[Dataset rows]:
++++++++++
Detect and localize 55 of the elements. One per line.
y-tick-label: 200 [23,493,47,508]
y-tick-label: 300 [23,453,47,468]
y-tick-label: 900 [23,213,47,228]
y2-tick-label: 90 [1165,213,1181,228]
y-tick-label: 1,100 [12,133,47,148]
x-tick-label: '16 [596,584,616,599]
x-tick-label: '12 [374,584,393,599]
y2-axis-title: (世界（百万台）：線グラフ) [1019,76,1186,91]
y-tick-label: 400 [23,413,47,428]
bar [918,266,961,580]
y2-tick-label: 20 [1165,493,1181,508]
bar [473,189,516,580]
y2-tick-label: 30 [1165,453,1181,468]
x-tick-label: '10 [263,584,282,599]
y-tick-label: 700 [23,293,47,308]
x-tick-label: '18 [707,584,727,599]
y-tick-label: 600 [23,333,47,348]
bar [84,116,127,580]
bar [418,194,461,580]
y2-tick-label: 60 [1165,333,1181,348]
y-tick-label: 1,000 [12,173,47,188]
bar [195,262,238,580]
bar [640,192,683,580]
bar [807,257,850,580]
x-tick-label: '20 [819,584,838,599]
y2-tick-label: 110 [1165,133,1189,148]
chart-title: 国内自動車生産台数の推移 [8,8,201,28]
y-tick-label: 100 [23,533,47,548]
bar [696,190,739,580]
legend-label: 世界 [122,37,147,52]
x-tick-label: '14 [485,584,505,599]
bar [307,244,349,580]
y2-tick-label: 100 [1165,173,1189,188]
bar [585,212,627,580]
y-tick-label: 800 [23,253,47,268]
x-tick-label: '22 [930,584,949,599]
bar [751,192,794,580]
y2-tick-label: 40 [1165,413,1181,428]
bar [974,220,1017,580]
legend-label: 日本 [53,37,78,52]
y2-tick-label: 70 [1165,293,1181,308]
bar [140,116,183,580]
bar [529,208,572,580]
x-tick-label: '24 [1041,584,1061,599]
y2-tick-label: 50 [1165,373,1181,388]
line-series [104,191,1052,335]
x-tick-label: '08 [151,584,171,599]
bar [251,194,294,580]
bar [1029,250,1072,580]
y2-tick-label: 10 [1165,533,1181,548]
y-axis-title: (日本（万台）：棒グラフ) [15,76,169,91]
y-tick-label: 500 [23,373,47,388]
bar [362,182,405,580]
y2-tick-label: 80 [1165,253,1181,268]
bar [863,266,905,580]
++++++++++
Write out every line of the data above again, renaming "y2-tick-label" to "right-axis-tick-label" wherever it occurs and leaving everything else unchanged.

[Response to the exercise]:
Detect and localize 55 of the elements. One per line.
y-tick-label: 200 [23,493,47,508]
y-tick-label: 300 [23,453,47,468]
y-tick-label: 900 [23,213,47,228]
right-axis-tick-label: 90 [1165,213,1181,228]
y-tick-label: 1,100 [12,133,47,148]
x-tick-label: '16 [596,584,616,599]
x-tick-label: '12 [374,584,393,599]
y2-axis-title: (世界（百万台）：線グラフ) [1019,76,1186,91]
y-tick-label: 400 [23,413,47,428]
bar [918,266,961,580]
right-axis-tick-label: 20 [1165,493,1181,508]
bar [473,189,516,580]
right-axis-tick-label: 30 [1165,453,1181,468]
x-tick-label: '10 [263,584,282,599]
y-tick-label: 700 [23,293,47,308]
x-tick-label: '18 [707,584,727,599]
y-tick-label: 600 [23,333,47,348]
bar [84,116,127,580]
bar [418,194,461,580]
right-axis-tick-label: 60 [1165,333,1181,348]
y-tick-label: 1,000 [12,173,47,188]
bar [195,262,238,580]
bar [640,192,683,580]
bar [807,257,850,580]
x-tick-label: '20 [819,584,838,599]
right-axis-tick-label: 110 [1165,133,1189,148]
chart-title: 国内自動車生産台数の推移 [8,8,201,28]
y-tick-label: 100 [23,533,47,548]
bar [696,190,739,580]
legend-label: 世界 [122,37,147,52]
x-tick-label: '14 [485,584,505,599]
bar [307,244,349,580]
right-axis-tick-label: 100 [1165,173,1189,188]
bar [585,212,627,580]
y-tick-label: 800 [23,253,47,268]
x-tick-label: '22 [930,584,949,599]
bar [751,192,794,580]
right-axis-tick-label: 40 [1165,413,1181,428]
bar [974,220,1017,580]
legend-label: 日本 [53,37,78,52]
right-axis-tick-label: 70 [1165,293,1181,308]
bar [140,116,183,580]
bar [529,208,572,580]
x-tick-label: '24 [1041,584,1061,599]
right-axis-tick-label: 50 [1165,373,1181,388]
line-series [104,191,1052,335]
x-tick-label: '08 [151,584,171,599]
bar [251,194,294,580]
bar [1029,250,1072,580]
right-axis-tick-label: 10 [1165,533,1181,548]
y-axis-title: (日本（万台）：棒グラフ) [15,76,169,91]
y-tick-label: 500 [23,373,47,388]
bar [362,182,405,580]
right-axis-tick-label: 80 [1165,253,1181,268]
bar [863,266,905,580]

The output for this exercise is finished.